Exercise goal -
Print all records exactly, leaving nothing out.
"""
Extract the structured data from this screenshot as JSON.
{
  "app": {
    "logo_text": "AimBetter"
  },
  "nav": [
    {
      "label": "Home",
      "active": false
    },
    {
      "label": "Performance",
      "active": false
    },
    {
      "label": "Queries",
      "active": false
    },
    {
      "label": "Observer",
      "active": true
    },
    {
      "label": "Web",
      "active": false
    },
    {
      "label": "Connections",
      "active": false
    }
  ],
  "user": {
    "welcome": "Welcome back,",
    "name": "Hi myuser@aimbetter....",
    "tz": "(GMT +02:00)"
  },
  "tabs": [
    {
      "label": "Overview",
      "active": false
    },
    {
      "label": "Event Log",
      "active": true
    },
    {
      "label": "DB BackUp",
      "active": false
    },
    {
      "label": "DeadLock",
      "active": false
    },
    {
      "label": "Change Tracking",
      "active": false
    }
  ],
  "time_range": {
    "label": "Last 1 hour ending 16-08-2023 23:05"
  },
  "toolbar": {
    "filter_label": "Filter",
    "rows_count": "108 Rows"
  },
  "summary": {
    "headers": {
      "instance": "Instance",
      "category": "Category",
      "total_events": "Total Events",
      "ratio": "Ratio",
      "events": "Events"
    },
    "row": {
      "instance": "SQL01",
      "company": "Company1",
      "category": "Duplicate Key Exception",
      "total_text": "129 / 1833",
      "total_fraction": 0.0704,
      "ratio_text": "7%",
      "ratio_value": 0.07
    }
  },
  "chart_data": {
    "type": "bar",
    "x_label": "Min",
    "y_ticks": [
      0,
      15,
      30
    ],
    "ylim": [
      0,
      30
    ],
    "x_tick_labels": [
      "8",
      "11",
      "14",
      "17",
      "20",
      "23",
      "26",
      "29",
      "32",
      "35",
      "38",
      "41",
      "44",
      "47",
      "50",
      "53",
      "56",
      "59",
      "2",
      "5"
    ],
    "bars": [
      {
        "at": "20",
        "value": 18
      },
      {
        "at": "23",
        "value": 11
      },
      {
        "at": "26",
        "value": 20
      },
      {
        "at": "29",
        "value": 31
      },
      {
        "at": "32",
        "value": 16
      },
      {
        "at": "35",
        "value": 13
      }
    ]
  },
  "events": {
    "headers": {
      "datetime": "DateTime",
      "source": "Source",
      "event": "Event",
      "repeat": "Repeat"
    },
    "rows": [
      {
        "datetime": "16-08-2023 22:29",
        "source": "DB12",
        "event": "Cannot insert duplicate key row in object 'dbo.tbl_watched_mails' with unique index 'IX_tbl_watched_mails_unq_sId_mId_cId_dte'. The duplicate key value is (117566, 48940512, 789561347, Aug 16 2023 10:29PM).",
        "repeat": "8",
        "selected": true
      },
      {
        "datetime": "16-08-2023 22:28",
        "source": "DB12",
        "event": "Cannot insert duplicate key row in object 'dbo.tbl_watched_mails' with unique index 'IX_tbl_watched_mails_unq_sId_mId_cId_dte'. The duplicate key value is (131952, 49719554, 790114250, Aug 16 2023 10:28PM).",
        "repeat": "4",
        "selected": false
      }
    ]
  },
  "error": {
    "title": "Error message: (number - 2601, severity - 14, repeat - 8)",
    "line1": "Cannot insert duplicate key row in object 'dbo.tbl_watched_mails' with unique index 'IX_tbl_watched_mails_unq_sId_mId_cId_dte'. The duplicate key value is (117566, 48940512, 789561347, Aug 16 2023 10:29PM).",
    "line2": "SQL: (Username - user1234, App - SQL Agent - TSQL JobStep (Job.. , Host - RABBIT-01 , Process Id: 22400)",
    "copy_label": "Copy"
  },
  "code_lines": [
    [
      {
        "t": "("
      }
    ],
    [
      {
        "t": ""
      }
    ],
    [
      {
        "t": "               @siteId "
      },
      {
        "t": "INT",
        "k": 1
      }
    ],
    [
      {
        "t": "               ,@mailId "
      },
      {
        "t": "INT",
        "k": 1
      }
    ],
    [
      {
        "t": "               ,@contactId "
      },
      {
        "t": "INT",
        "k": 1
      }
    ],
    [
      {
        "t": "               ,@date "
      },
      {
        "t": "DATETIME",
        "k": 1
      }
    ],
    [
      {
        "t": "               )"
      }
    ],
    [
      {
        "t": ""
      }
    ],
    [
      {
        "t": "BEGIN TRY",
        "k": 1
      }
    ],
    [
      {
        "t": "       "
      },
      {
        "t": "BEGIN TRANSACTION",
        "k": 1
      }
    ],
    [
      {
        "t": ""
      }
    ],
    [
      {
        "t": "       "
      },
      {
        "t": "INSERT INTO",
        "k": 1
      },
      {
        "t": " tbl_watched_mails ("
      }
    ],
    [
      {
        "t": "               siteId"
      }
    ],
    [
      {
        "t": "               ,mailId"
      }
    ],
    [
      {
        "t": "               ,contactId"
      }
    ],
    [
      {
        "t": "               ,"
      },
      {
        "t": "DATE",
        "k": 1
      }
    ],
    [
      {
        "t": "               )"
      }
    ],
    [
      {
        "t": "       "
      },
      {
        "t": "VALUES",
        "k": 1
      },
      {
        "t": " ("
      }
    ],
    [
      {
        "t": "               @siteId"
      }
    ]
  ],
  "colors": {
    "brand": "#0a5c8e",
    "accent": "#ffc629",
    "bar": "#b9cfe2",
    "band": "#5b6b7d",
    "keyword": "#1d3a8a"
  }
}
"""
Result below -
Extract the structured data from this screenshot as JSON.
{
  "app": {
    "logo_text": "AimBetter"
  },
  "nav": [
    {
      "label": "Home",
      "active": false
    },
    {
      "label": "Performance",
      "active": false
    },
    {
      "label": "Queries",
      "active": false
    },
    {
      "label": "Observer",
      "active": true
    },
    {
      "label": "Web",
      "active": false
    },
    {
      "label": "Connections",
      "active": false
    }
  ],
  "user": {
    "welcome": "Welcome back,",
    "name": "Hi myuser@aimbetter....",
    "tz": "(GMT +02:00)"
  },
  "tabs": [
    {
      "label": "Overview",
      "active": false
    },
    {
      "label": "Event Log",
      "active": true
    },
    {
      "label": "DB BackUp",
      "active": false
    },
    {
      "label": "DeadLock",
      "active": false
    },
    {
      "label": "Change Tracking",
      "active": false
    }
  ],
  "time_range": {
    "label": "Last 1 hour ending 16-08-2023 23:05"
  },
  "toolbar": {
    "filter_label": "Filter",
    "rows_count": "108 Rows"
  },
  "summary": {
    "headers": {
      "instance": "Instance",
      "category": "Category",
      "total_events": "Total Events",
      "ratio": "Ratio",
      "events": "Events"
    },
    "row": {
      "instance": "SQL01",
      "company": "Company1",
      "category": "Duplicate Key Exception",
      "total_text": "129 / 1833",
      "total_fraction": 0.0704,
      "ratio_text": "7%",
      "ratio_value": 0.07
    }
  },
  "chart_data": {
    "type": "bar",
    "x_label": "Min",
    "y_ticks": [
      0,
      15,
      30
    ],
    "ylim": [
      0,
      30
    ],
    "x_tick_labels": [
      "8",
      "11",
      "14",
      "17",
      "20",
      "23",
      "26",
      "29",
      "32",
      "35",
      "38",
      "41",
      "44",
      "47",
      "50",
      "53",
      "56",
      "59",
      "2",
      "5"
    ],
    "bars": [
      {
        "at": "20",
        "value": 18
      },
      {
        "at": "23",
        "value": 11
      },
      {
        "at": "26",
        "value": 20
      },
      {
        "at": "29",
        "value": 31
      },
      {
        "at": "32",
        "value": 16
      },
      {
        "at": "35",
        "value": 13
      }
    ]
  },
  "events": {
    "headers": {
      "datetime": "DateTime",
      "source": "Source",
      "event": "Event",
      "repeat": "Repeat"
    },
    "rows": [
      {
        "datetime": "16-08-2023 22:29",
        "source": "DB12",
        "event": "Cannot insert duplicate key row in object 'dbo.tbl_watched_mails' with unique index 'IX_tbl_watched_mails_unq_sId_mId_cId_dte'. The duplicate key value is (117566, 48940512, 789561347, Aug 16 2023 10:29PM).",
        "repeat": "8",
        "selected": true
      },
      {
        "datetime": "16-08-2023 22:28",
        "source": "DB12",
        "event": "Cannot insert duplicate key row in object 'dbo.tbl_watched_mails' with unique index 'IX_tbl_watched_mails_unq_sId_mId_cId_dte'. The duplicate key value is (131952, 49719554, 790114250, Aug 16 2023 10:28PM).",
        "repeat": "4",
        "selected": false
      }
    ]
  },
  "error": {
    "title": "Error message: (number - 2601, severity - 14, repeat - 8)",
    "line1": "Cannot insert duplicate key row in object 'dbo.tbl_watched_mails' with unique index 'IX_tbl_watched_mails_unq_sId_mId_cId_dte'. The duplicate key value is (117566, 48940512, 789561347, Aug 16 2023 10:29PM).",
    "line2": "SQL: (Username - user1234, App - SQL Agent - TSQL JobStep (Job.. , Host - RABBIT-01 , Process Id: 22400)",
    "copy_label": "Copy"
  },
  "code_lines": [
    [
      {
        "t": "("
      }
    ],
    [
      {
        "t": ""
      }
    ],
    [
      {
        "t": "               @siteId "
      },
      {
        "t": "INT",
        "k": 1
      }
    ],
    [
      {
        "t": "               ,@mailId "
      },
      {
        "t": "INT",
        "k": 1
      }
    ],
    [
      {
        "t": "               ,@contactId "
      },
      {
        "t": "INT",
        "k": 1
      }
    ],
    [
      {
        "t": "               ,@date "
      },
      {
        "t": "DATETIME",
        "k": 1
      }
    ],
    [
      {
        "t": "               )"
      }
    ],
    [
      {
        "t": ""
      }
    ],
    [
      {
        "t": "BEGIN TRY",
        "k": 1
      }
    ],
    [
      {
        "t": "       "
      },
      {
        "t": "BEGIN TRANSACTION",
        "k": 1
      }
    ],
    [
      {
        "t": ""
      }
    ],
    [
      {
        "t": "       "
      },
      {
        "t": "INSERT INTO",
        "k": 1
      },
      {
        "t": " tbl_watched_mails ("
      }
    ],
    [
      {
        "t": "               siteId"
      }
    ],
    [
      {
        "t": "               ,mailId"
      }
    ],
    [
      {
        "t": "               ,contactId"
      }
    ],
    [
      {
        "t": "               ,"
      },
      {
        "t": "DATE",
        "k": 1
      }
    ],
    [
      {
        "t": "               )"
      }
    ],
    [
      {
        "t": "       "
      },
      {
        "t": "VALUES",
        "k": 1
      },
      {
        "t": " ("
      }
    ],
    [
      {
        "t": "               @siteId"
      }
    ]
  ],
  "colors": {
    "brand": "#0a5c8e",
    "accent": "#ffc629",
    "bar": "#b9cfe2",
    "band": "#5b6b7d",
    "keyword": "#1d3a8a"
  }
}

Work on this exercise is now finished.